[PASSAGE SHOWN]:
★ ★ ★ ★ ★
Take 8 medium-sized flour tortillas and spoon filling on each, dividing it evenly. Roll up tortillas, tucking in the ends. 

Mix one cup of the picante sauce with the can of tomatoes and a little more cumin. Cover the bottom of a 13 x 9 baking dish with a layer of sauce. Place the enchiladas in the dish. Bake at 350 for 20 minutes.

Remove from the oven and pour the picante/tomatoe sauce over the enchiladas. Top with the cheese. Return to the oven for 5 minutes or until cheese melts.

I serve it with toppings such as chopped lettuce, tomatoes, sour cream, black olives, green onions and avocado. Two enchiladas this way make a complete meal.

Lee


----------



## abjcooking (Feb 4, 2007)

I do my spaghetti beef wrap-ups sometimes with ground turkey.

Ground turkey with onion and pepper.  Add spaghetti sauce and simmer until it has thickened and most of the liquid is gone.  You can use low-fat croissants if you want.  Separate into rectangles and seal edges.  Pile turkey onto one rectangle and put the other rectangle on top of it and seal the edges so that you have a pocket.  Put pocket onto greased baking sheet.  Top with shredded parmesan cheese.  Bake in oven until cooked.  I believe it is 325 degrees.  Serve with cesar salad.
★ ★ ★ ★ ★
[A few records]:
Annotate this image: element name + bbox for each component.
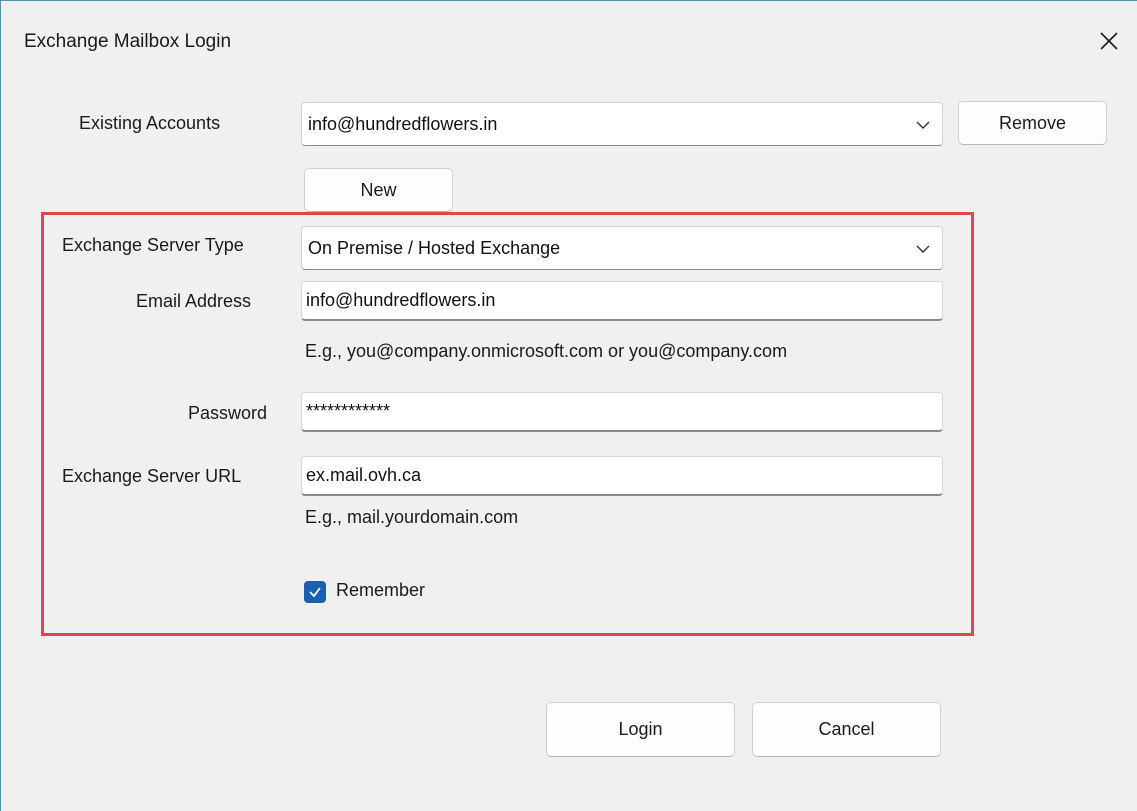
email-hint: E.g., you@company.onmicrosoft.com or you… <box>305 341 788 361</box>
chevron-down-icon <box>916 121 930 129</box>
login-button[interactable]: Login <box>546 702 735 757</box>
server-type-label: Exchange Server Type <box>62 235 244 255</box>
window-title: Exchange Mailbox Login <box>24 31 232 52</box>
server-type-value: On Premise / Hosted Exchange <box>308 237 561 258</box>
chevron-down-icon <box>916 245 930 253</box>
existing-accounts-label: Existing Accounts <box>79 113 221 133</box>
email-value: info@hundredflowers.in <box>306 290 496 310</box>
remove-button[interactable]: Remove <box>958 101 1107 145</box>
server-url-hint: E.g., mail.yourdomain.com <box>305 507 519 527</box>
existing-accounts-select[interactable]: info@hundredflowers.in <box>301 102 943 146</box>
server-url-label: Exchange Server URL <box>62 466 242 486</box>
close-icon <box>1100 32 1118 50</box>
existing-accounts-value: info@hundredflowers.in <box>308 113 498 134</box>
title-bar: Exchange Mailbox Login <box>1 1 1137 81</box>
remember-label[interactable]: Remember <box>336 580 425 601</box>
email-field[interactable]: info@hundredflowers.in <box>301 281 943 321</box>
password-field[interactable]: ************ <box>301 392 943 432</box>
password-value: ************ <box>306 401 391 421</box>
password-label: Password <box>188 403 268 423</box>
cancel-button[interactable]: Cancel <box>752 702 941 757</box>
close-button[interactable] <box>1087 19 1131 63</box>
checkmark-icon <box>309 587 321 598</box>
exchange-login-dialog: Exchange Mailbox Login Existing Accounts… <box>0 0 1137 811</box>
server-type-select[interactable]: On Premise / Hosted Exchange <box>301 226 943 270</box>
new-button[interactable]: New <box>304 168 453 212</box>
remember-checkbox[interactable] <box>304 581 326 603</box>
email-label: Email Address <box>136 291 252 311</box>
server-url-field[interactable]: ex.mail.ovh.ca <box>301 456 943 496</box>
server-url-value: ex.mail.ovh.ca <box>306 465 422 485</box>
★ ★ ★ ★ ★
[TASKS TO PERFORM]:
1 > Reproduce the lines of the listing starting at the line that contains "email-hint: E.g., you@company.onmicrosoft.com" and ending at the line that contains "102 943 146</box>".
2 > Write the next part of the recipe forum thread, picking up after its last post.
The recipe thread and the listing come from unrelated sources.

[ANSWER LIST]:
1 >
email-hint: E.g., you@company.onmicrosoft.com or you… <box>305 341 788 361</box>
chevron-down-icon <box>916 121 930 129</box>
login-button[interactable]: Login <box>546 702 735 757</box>
server-type-label: Exchange Server Type <box>62 235 244 255</box>
window-title: Exchange Mailbox Login <box>24 31 232 52</box>
server-type-value: On Premise / Hosted Exchange <box>308 237 561 258</box>
chevron-down-icon <box>916 245 930 253</box>
existing-accounts-label: Existing Accounts <box>79 113 221 133</box>
email-value: info@hundredflowers.in <box>306 290 496 310</box>
remove-button[interactable]: Remove <box>958 101 1107 145</box>
server-url-hint: E.g., mail.yourdomain.com <box>305 507 519 527</box>
existing-accounts-select[interactable]: info@hundredflowers.in <box>301 102 943 146</box>

2 >
----------



## Yanked (Mar 12, 2007)

I made "taco" lettuce wraps tonight, using ground turkey and we loved them.

I browned the turkey with some onion (as you would ground beef) and then added the taco seasonings.  

When that was done, I used large Romaine lettuce leaves and we topped them with the taco meat, some black beans, cheese, salsa verde, sour cream.........YUM-O!


----------



## VeraBlue (Mar 12, 2007)

I made spanish meatballs the other day  (don't know why they were referred to as spanish meatballs....)

Into the ground turkey, (3#) I mixed 2 slices ground bacon, 6 cloves ground garlic, half an onion, ground, seasoned breadcrumbs, pignoli nuts, chopped raisins, S&P.

I fried them, but you could bake them, for sure.  After frying them, I dropped them into a sauce I made with sauteed carrots, onions garlic, diced tomatoes, white wine and cloves.

They were quite tasty served over rice.


----------



## middie (Mar 12, 2007)

Use them as meatballs in Italian Wedding Soup. That would be good.


----------



## Corey123 (Mar 12, 2007)

BreezyCooking said:
			
		

> Like Mish above, I use ground turkey for any & every recipe that calls for ground beef, veal, or pork - especially since my husband doesn't eat any red-meat products. The only difference is that it has virtually no fat in it, so when browning you need to use at least a small dollop of oil (I usually use extra-virgin olive oil for flavor).


 


I've started doing that as well. They make great burgers!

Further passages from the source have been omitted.